#### Work instructions
Repeat the material exactly, every line of it.
━━━━
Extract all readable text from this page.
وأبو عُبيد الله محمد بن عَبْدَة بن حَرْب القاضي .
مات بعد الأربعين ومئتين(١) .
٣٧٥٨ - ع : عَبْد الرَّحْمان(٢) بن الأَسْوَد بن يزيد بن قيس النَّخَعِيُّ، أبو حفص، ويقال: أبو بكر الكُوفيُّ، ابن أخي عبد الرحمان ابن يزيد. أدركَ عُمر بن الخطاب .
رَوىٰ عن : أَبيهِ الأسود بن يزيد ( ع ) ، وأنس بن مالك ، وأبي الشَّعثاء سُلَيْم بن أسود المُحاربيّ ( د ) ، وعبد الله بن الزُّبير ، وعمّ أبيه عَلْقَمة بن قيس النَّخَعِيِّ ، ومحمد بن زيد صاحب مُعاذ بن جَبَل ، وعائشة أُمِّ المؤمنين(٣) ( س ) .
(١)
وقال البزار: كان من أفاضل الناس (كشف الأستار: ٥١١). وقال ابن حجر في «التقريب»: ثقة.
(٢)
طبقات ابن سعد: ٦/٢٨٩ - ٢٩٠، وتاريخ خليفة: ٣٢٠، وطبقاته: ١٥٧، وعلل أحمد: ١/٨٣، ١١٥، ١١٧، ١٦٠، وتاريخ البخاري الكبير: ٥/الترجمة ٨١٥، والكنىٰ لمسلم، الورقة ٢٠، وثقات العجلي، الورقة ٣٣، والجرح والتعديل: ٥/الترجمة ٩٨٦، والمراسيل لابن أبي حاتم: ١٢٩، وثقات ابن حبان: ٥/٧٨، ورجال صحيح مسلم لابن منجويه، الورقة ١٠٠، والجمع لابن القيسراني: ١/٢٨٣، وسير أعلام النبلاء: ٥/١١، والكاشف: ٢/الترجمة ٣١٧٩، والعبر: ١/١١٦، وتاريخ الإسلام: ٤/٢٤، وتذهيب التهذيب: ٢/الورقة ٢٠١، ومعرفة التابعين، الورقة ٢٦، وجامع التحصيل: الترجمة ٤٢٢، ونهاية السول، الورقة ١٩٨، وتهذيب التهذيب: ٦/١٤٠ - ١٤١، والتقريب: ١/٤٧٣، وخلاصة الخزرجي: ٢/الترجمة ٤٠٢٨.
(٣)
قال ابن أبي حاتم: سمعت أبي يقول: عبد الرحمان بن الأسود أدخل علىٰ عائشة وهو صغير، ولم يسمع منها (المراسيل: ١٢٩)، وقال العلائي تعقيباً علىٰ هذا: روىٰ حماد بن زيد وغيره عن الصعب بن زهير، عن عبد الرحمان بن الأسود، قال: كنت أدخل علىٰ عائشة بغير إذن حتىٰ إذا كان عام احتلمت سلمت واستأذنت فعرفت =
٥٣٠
━━━━
#### Output of the task
Extract all readable text from this page.
وأبو عُبيد الله محمد بن عَبْدَة بن حَرْب القاضي .
مات بعد الأربعين ومئتين(١) .
٣٧٥٨ - ع : عَبْد الرَّحْمان(٢) بن الأَسْوَد بن يزيد بن قيس النَّخَعِيُّ، أبو حفص، ويقال: أبو بكر الكُوفيُّ، ابن أخي عبد الرحمان ابن يزيد. أدركَ عُمر بن الخطاب .
رَوىٰ عن : أَبيهِ الأسود بن يزيد ( ع ) ، وأنس بن مالك ، وأبي الشَّعثاء سُلَيْم بن أسود المُحاربيّ ( د ) ، وعبد الله بن الزُّبير ، وعمّ أبيه عَلْقَمة بن قيس النَّخَعِيِّ ، ومحمد بن زيد صاحب مُعاذ بن جَبَل ، وعائشة أُمِّ المؤمنين(٣) ( س ) .
(١)
وقال البزار: كان من أفاضل الناس (كشف الأستار: ٥١١). وقال ابن حجر في «التقريب»: ثقة.
(٢)
طبقات ابن سعد: ٦/٢٨٩ - ٢٩٠، وتاريخ خليفة: ٣٢٠، وطبقاته: ١٥٧، وعلل أحمد: ١/٨٣، ١١٥، ١١٧، ١٦٠، وتاريخ البخاري الكبير: ٥/الترجمة ٨١٥، والكنىٰ لمسلم، الورقة ٢٠، وثقات العجلي، الورقة ٣٣، والجرح والتعديل: ٥/الترجمة ٩٨٦، والمراسيل لابن أبي حاتم: ١٢٩، وثقات ابن حبان: ٥/٧٨، ورجال صحيح مسلم لابن منجويه، الورقة ١٠٠، والجمع لابن القيسراني: ١/٢٨٣، وسير أعلام النبلاء: ٥/١١، والكاشف: ٢/الترجمة ٣١٧٩، والعبر: ١/١١٦، وتاريخ الإسلام: ٤/٢٤، وتذهيب التهذيب: ٢/الورقة ٢٠١، ومعرفة التابعين، الورقة ٢٦، وجامع التحصيل: الترجمة ٤٢٢، ونهاية السول، الورقة ١٩٨، وتهذيب التهذيب: ٦/١٤٠ - ١٤١، والتقريب: ١/٤٧٣، وخلاصة الخزرجي: ٢/الترجمة ٤٠٢٨.
(٣)
قال ابن أبي حاتم: سمعت أبي يقول: عبد الرحمان بن الأسود أدخل علىٰ عائشة وهو صغير، ولم يسمع منها (المراسيل: ١٢٩)، وقال العلائي تعقيباً علىٰ هذا: روىٰ حماد بن زيد وغيره عن الصعب بن زهير، عن عبد الرحمان بن الأسود، قال: كنت أدخل علىٰ عائشة بغير إذن حتىٰ إذا كان عام احتلمت سلمت واستأذنت فعرفت =
٥٣٠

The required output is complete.